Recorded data
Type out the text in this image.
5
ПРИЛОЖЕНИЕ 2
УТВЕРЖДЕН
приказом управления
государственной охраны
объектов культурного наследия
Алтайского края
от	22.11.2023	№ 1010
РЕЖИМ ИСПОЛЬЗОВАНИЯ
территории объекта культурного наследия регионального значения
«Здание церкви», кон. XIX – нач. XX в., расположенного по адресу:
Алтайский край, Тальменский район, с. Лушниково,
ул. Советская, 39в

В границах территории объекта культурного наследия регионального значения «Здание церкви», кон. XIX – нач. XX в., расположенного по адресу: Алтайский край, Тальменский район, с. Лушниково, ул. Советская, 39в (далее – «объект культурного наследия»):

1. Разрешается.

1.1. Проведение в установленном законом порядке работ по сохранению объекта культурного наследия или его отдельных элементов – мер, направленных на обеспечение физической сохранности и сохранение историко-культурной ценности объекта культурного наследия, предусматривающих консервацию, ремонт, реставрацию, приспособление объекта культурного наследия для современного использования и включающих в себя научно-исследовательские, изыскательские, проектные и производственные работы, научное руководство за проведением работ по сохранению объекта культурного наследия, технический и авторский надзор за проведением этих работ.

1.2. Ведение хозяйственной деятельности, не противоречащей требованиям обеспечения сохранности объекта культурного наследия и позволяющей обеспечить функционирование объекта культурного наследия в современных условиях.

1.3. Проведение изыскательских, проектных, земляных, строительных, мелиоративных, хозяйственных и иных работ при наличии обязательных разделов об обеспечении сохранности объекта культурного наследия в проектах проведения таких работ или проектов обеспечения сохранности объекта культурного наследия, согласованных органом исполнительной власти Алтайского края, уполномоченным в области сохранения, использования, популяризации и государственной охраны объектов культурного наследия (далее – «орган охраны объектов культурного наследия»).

» Work required
Collect every line with the string "расположенного" from the records, and copy each.

» Correct response
«Здание церкви», кон. XIX – нач. XX в., расположенного по адресу:
В границах территории объекта культурного наследия регионального значения «Здание церкви», кон. XIX – нач. XX в., расположенного по адресу: Алтайский край, Тальменский район, с. Лушниково, ул. Советская, 39в (далее – «объект культурного наследия»):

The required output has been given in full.